───── Supplied information ─────
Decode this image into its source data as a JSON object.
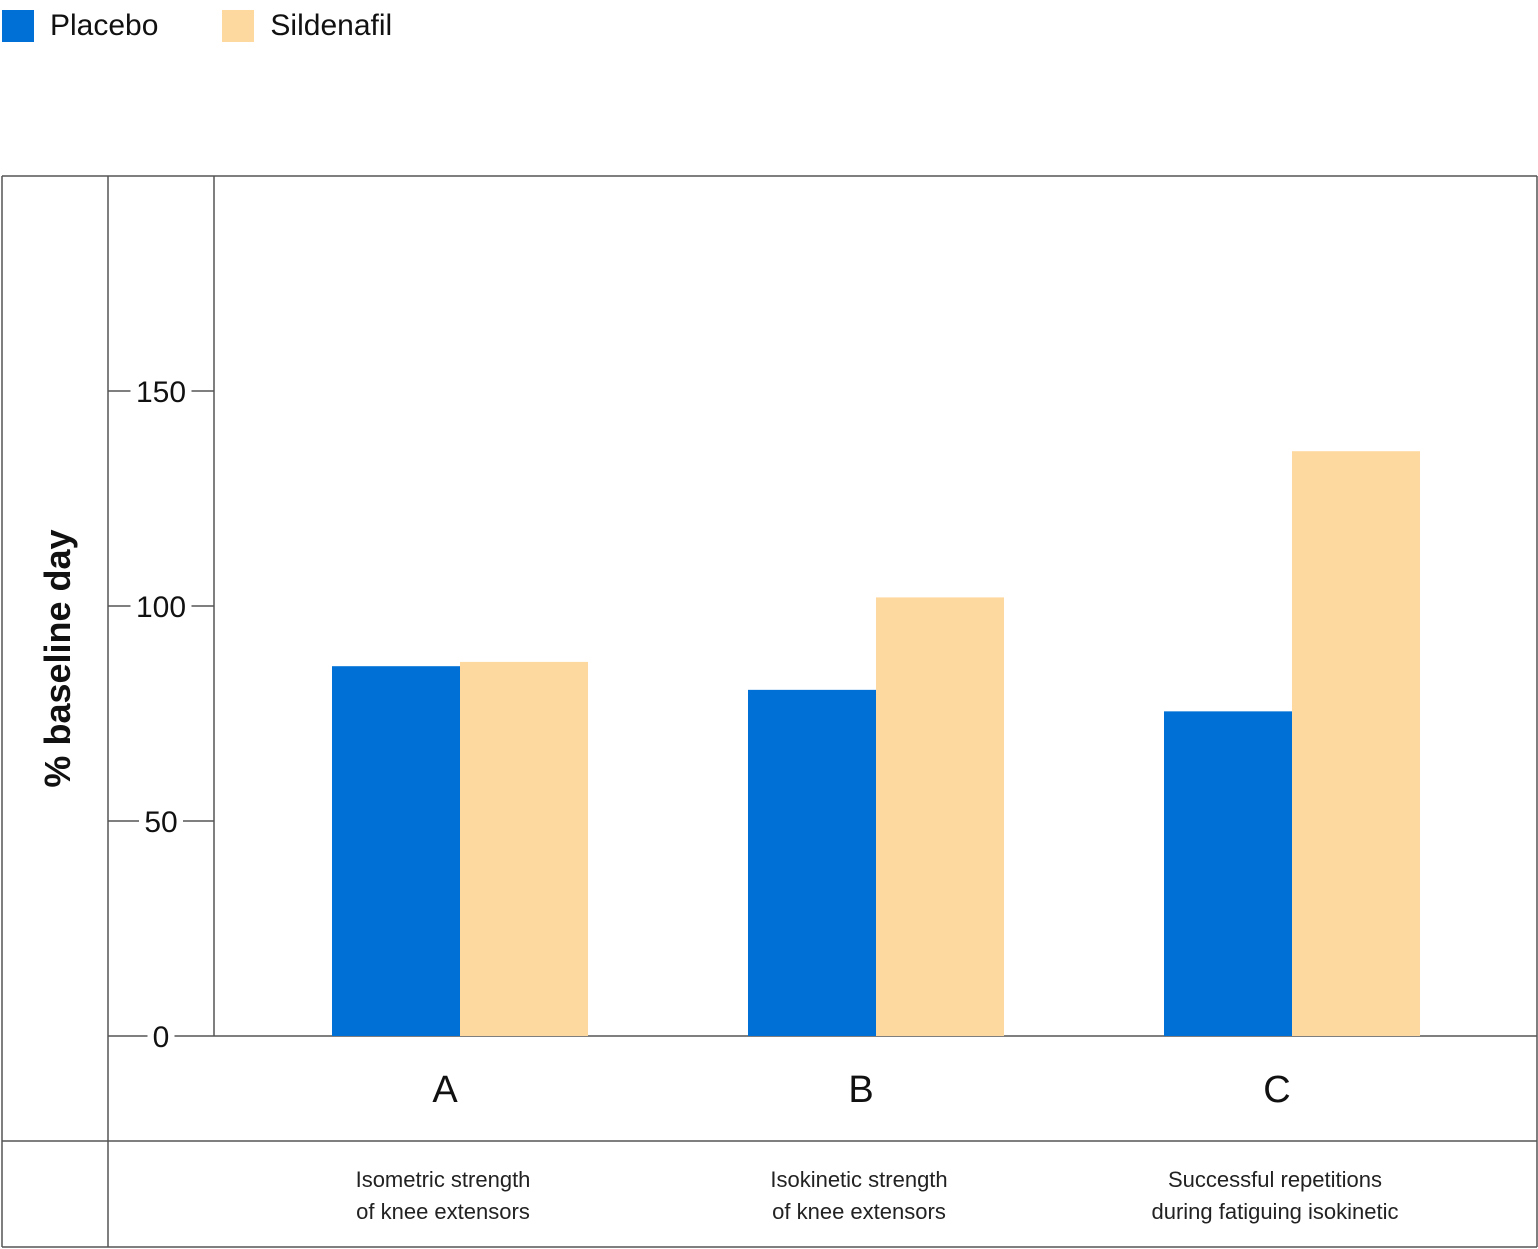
{
  "legend": {
    "placebo_label": "Placebo",
    "sildenafil_label": "Sildenafil"
  },
  "colors": {
    "placebo": "#0070d6",
    "sildenafil": "#fdd9a0",
    "grid": "#555555"
  },
  "chart_data": {
    "type": "bar",
    "title": "",
    "ylabel": "% baseline day",
    "xlabel": "",
    "ylim": [
      0,
      200
    ],
    "yticks": [
      0,
      50,
      100,
      150
    ],
    "categories": [
      "A",
      "B",
      "C"
    ],
    "category_descriptions": [
      [
        "Isometric strength",
        "of knee extensors"
      ],
      [
        "Isokinetic strength",
        "of knee extensors"
      ],
      [
        "Successful repetitions",
        "during fatiguing isokinetic"
      ]
    ],
    "series": [
      {
        "name": "Placebo",
        "values": [
          86,
          80.5,
          75.5
        ]
      },
      {
        "name": "Sildenafil",
        "values": [
          87,
          102,
          136
        ]
      }
    ],
    "legend_position": "top-left",
    "grid": false
  }
}
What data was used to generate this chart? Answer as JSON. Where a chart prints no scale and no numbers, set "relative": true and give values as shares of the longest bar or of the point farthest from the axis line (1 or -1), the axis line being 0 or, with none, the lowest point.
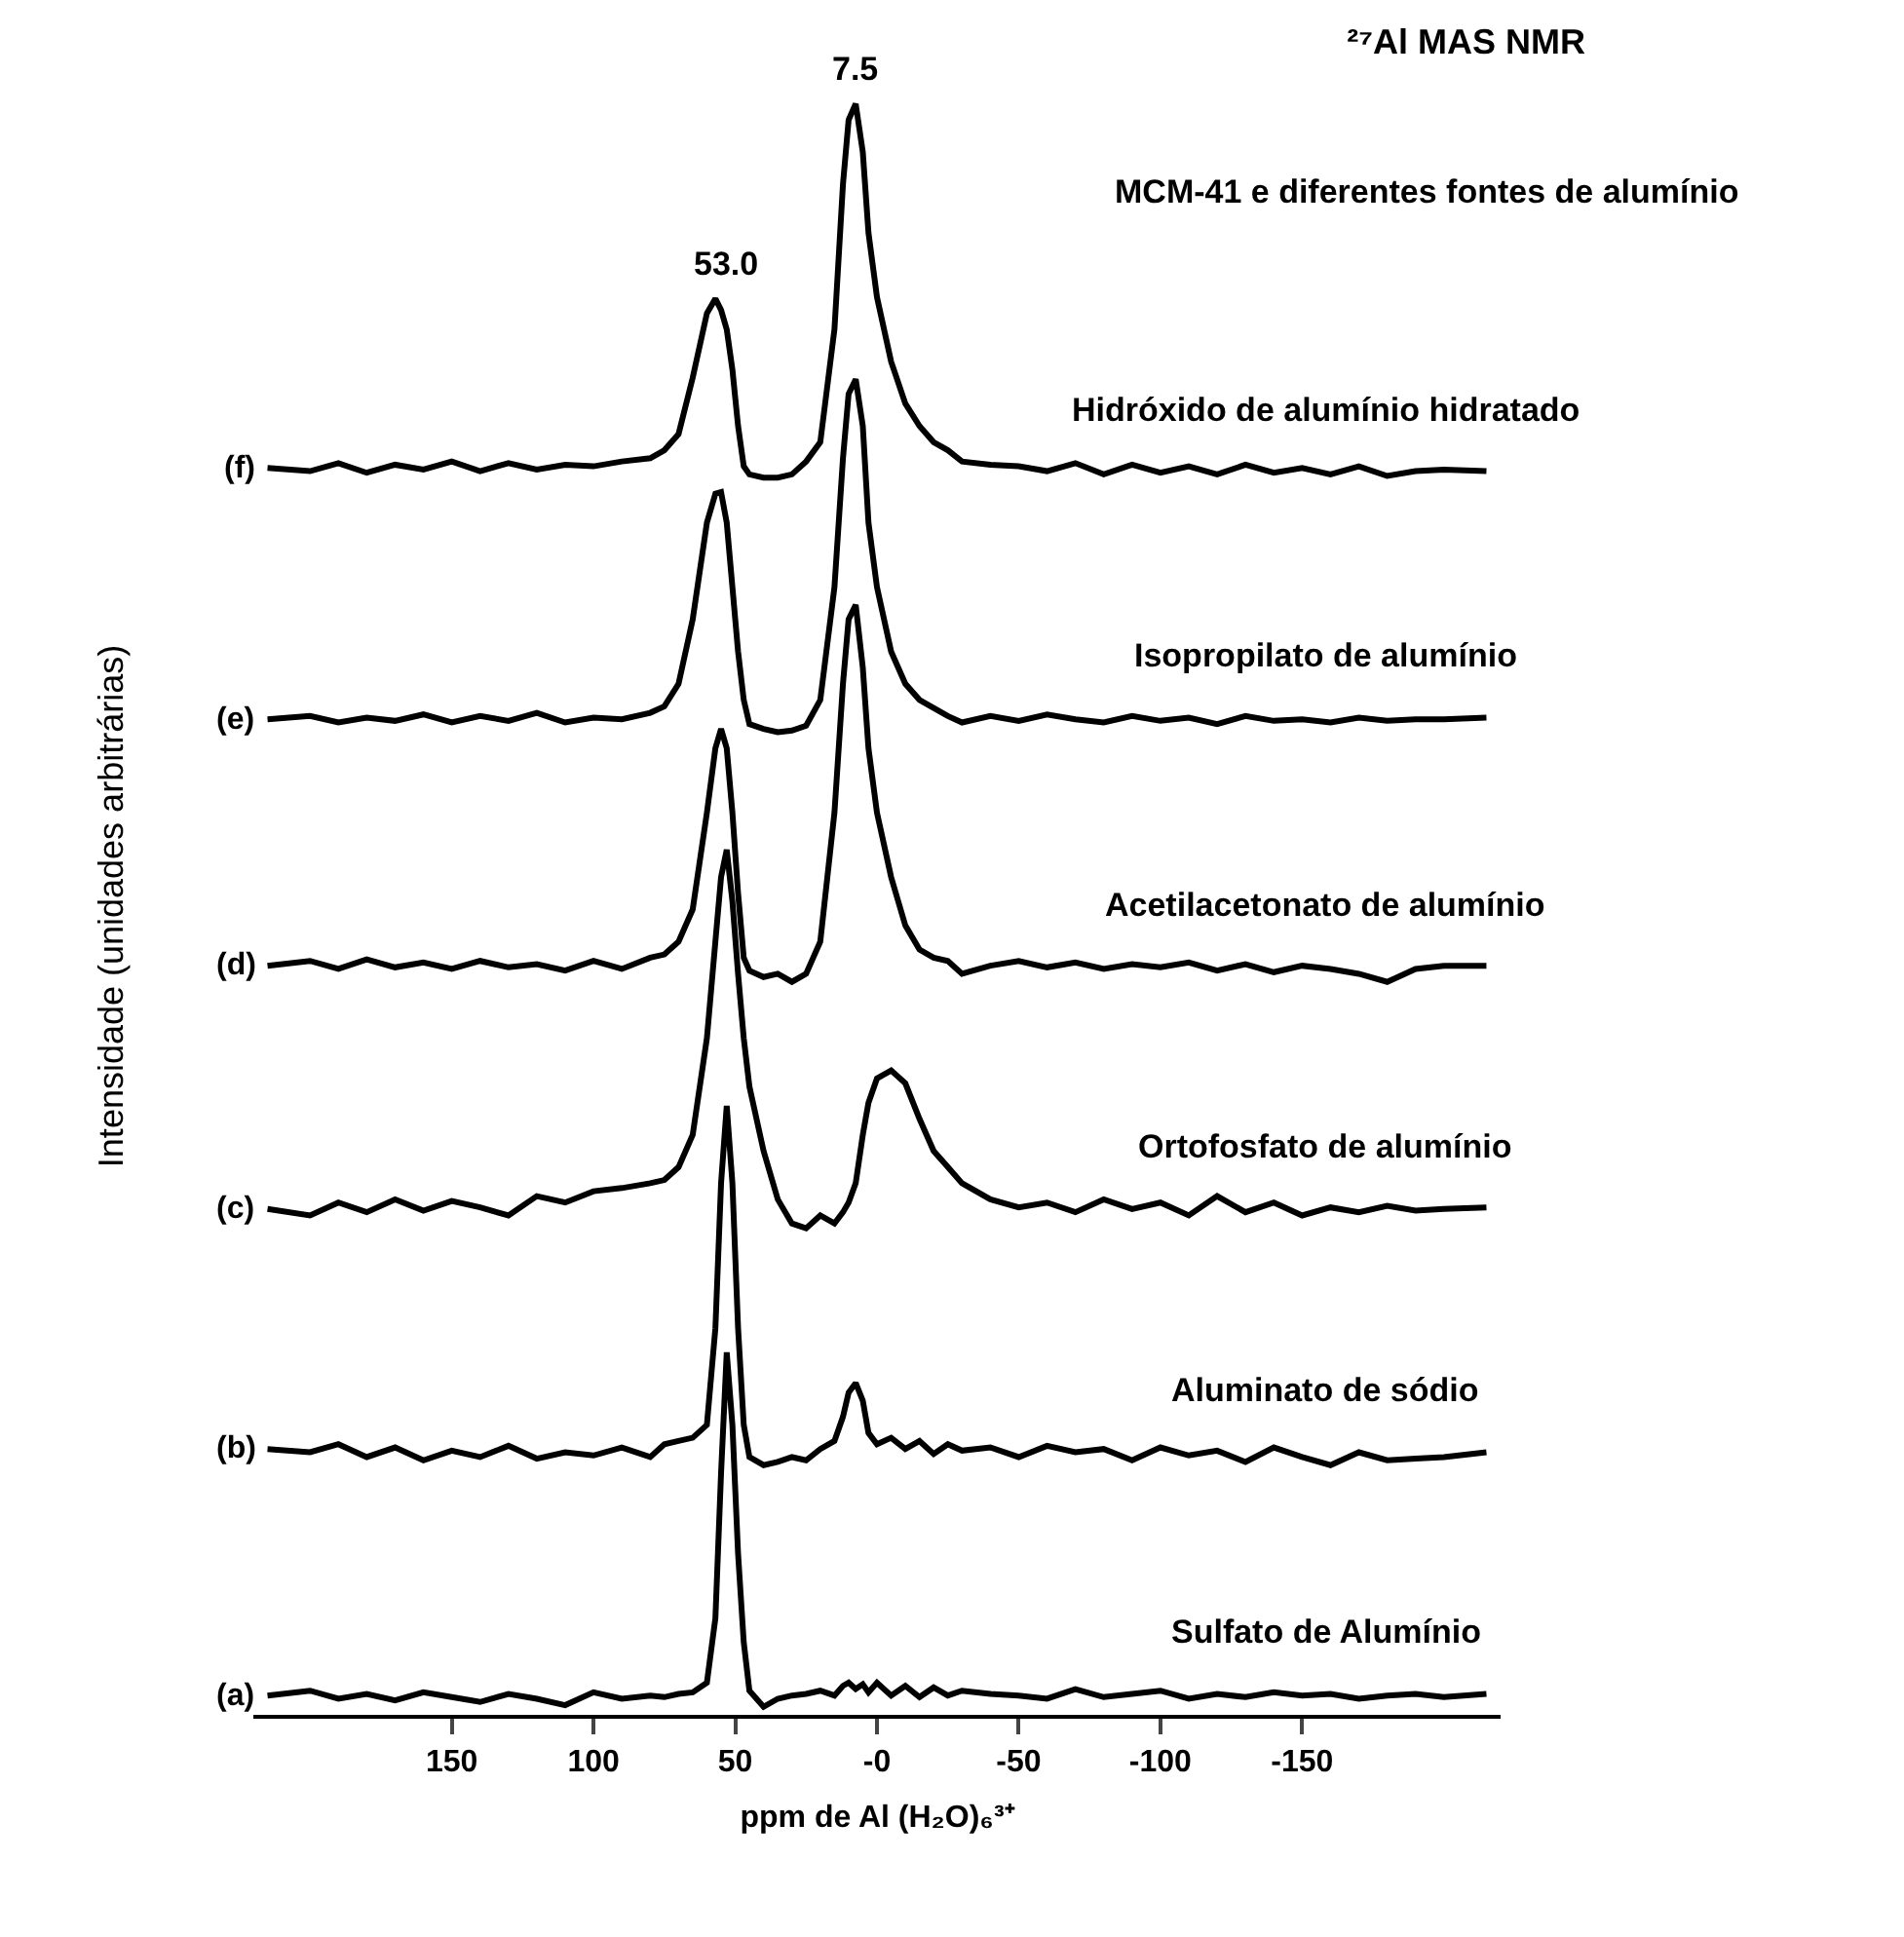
─────
*Your instructions*
Quote the preceding listing precisely and completely, omitting its images.

*Expected answer*
Decode this image into its source data as a JSON object.
{
  "legend": {
    "placebo_label": "Placebo",
    "sildenafil_label": "Sildenafil"
  },
  "colors": {
    "placebo": "#0070d6",
    "sildenafil": "#fdd9a0",
    "grid": "#555555"
  },
  "chart_data": {
    "type": "bar",
    "title": "",
    "ylabel": "% baseline day",
    "xlabel": "",
    "ylim": [
      0,
      200
    ],
    "yticks": [
      0,
      50,
      100,
      150
    ],
    "categories": [
      "A",
      "B",
      "C"
    ],
    "category_descriptions": [
      [
        "Isometric strength",
        "of knee extensors"
      ],
      [
        "Isokinetic strength",
        "of knee extensors"
      ],
      [
        "Successful repetitions",
        "during fatiguing isokinetic"
      ]
    ],
    "series": [
      {
        "name": "Placebo",
        "values": [
          86,
          80.5,
          75.5
        ]
      },
      {
        "name": "Sildenafil",
        "values": [
          87,
          102,
          136
        ]
      }
    ],
    "legend_position": "top-left",
    "grid": false
  }
}
What data was used to generate this chart? Answer as JSON. Where a chart prints no scale and no numbers, set "relative": true and give values as shares of the longest bar or of the point farthest from the axis line (1 or -1), the axis line being 0 or, with none, the lowest point.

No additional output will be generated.